[Task requirements] Collect every line in the records below that contains the word "value".

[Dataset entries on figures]
____

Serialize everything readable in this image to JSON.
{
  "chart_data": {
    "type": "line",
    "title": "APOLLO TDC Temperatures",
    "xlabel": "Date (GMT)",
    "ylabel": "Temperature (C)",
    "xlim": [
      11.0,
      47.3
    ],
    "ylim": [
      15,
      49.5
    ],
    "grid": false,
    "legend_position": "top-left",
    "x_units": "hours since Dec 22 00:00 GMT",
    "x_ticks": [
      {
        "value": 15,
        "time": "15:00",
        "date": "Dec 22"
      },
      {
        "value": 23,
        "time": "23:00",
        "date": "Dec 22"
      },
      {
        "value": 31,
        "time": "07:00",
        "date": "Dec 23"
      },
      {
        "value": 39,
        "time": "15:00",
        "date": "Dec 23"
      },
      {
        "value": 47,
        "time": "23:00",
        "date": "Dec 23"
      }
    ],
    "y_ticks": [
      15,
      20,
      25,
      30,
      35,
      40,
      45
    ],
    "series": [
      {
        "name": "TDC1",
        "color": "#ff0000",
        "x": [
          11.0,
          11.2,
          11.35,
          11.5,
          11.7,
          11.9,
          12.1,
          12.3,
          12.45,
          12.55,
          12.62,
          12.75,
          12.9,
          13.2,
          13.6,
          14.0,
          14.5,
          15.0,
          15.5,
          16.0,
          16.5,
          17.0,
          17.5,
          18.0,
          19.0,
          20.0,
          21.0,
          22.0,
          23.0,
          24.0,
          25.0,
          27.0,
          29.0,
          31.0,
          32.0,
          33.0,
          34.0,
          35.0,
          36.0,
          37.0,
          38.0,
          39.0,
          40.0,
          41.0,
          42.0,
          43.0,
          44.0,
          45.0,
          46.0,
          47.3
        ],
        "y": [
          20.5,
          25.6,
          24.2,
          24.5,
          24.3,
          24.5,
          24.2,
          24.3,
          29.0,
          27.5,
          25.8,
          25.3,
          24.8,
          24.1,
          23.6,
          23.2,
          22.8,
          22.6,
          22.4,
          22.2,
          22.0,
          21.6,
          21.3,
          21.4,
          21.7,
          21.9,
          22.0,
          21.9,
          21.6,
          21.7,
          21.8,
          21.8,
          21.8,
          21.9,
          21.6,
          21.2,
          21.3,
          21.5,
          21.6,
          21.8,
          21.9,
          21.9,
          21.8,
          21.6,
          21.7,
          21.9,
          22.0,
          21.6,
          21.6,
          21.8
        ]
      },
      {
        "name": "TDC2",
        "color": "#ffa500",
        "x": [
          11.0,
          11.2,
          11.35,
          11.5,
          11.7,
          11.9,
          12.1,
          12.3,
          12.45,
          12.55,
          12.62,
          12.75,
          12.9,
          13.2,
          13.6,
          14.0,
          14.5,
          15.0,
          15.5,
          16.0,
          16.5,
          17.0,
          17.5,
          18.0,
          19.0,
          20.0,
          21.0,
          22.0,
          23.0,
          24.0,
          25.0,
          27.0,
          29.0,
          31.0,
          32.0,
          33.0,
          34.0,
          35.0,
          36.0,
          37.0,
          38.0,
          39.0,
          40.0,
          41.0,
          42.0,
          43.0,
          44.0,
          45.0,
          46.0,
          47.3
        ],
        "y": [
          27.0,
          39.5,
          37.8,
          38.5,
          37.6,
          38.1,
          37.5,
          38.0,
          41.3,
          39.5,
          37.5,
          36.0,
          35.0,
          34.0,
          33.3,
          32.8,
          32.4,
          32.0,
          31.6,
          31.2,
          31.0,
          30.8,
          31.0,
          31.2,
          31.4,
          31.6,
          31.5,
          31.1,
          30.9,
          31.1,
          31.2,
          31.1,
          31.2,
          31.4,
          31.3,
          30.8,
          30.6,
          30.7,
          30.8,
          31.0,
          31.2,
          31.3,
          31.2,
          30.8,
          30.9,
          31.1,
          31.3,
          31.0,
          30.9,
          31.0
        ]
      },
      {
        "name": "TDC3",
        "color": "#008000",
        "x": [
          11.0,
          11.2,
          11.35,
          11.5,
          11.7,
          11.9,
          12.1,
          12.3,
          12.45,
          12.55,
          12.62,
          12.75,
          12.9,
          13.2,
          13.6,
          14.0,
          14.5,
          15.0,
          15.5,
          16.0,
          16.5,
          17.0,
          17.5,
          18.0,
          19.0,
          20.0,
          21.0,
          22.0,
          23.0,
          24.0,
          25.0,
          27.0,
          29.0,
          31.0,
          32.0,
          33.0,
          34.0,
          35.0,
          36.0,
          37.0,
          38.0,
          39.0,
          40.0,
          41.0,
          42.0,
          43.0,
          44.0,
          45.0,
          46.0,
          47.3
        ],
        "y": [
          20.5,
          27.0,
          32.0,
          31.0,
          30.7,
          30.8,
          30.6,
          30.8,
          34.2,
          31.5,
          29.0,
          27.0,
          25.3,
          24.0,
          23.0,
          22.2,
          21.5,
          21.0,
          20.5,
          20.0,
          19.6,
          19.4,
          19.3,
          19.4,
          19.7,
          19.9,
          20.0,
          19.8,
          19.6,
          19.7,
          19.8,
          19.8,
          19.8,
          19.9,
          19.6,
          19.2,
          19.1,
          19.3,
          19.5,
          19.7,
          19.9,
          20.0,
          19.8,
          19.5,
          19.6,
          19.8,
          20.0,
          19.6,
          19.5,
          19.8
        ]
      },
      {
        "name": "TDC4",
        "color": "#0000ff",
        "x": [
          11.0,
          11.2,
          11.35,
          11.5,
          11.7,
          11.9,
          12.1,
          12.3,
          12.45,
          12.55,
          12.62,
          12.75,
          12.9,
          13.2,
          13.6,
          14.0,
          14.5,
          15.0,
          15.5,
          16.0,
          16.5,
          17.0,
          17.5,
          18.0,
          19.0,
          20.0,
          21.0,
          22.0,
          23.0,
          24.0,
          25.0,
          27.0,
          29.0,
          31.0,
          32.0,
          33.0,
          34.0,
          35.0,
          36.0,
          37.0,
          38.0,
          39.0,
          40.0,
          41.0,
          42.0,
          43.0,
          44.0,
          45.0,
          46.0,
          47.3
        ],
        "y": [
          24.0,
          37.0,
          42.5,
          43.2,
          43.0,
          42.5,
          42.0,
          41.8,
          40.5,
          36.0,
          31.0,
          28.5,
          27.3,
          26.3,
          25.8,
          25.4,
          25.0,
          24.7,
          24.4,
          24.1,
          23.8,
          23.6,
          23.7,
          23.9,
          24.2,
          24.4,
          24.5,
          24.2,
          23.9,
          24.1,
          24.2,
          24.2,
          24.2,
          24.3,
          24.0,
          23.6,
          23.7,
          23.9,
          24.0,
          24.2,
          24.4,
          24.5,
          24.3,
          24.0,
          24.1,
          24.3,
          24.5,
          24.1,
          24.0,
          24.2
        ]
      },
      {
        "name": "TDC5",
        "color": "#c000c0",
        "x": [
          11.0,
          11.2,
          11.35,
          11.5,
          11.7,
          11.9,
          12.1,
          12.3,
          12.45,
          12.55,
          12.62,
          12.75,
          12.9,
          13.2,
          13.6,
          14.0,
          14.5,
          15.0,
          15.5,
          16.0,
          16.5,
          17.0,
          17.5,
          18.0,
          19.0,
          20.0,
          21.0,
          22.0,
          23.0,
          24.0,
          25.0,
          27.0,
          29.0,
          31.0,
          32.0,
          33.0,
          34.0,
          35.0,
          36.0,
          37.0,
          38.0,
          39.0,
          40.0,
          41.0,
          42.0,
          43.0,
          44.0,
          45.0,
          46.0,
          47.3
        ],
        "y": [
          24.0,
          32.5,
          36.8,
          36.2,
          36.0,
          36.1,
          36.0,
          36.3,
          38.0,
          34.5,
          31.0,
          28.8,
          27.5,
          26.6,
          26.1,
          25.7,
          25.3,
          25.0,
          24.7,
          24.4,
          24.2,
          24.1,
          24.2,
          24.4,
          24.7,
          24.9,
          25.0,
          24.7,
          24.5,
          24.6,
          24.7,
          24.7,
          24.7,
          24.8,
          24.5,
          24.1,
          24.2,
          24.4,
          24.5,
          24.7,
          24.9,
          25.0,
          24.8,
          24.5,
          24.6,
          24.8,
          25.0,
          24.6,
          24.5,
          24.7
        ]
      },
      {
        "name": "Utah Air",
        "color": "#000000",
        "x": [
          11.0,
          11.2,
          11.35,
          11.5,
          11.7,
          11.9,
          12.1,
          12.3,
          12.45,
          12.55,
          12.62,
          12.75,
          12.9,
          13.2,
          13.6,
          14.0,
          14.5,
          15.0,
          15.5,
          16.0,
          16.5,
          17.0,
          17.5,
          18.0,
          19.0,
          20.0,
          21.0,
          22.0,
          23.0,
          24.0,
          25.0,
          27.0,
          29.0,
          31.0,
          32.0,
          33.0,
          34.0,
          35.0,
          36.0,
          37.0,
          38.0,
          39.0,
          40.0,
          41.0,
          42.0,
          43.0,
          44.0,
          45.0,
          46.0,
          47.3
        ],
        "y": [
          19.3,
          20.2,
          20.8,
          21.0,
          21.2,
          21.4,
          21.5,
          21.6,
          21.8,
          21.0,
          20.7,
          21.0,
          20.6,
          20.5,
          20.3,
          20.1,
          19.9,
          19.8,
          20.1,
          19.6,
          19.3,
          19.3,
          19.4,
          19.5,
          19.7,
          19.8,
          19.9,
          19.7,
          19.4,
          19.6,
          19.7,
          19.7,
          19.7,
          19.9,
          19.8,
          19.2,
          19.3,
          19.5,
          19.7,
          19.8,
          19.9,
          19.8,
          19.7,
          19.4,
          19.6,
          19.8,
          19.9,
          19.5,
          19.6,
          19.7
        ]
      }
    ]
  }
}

____

[Task answer]
        "value": 15,
        "value": 23,
        "value": 31,
        "value": 39,
        "value": 47,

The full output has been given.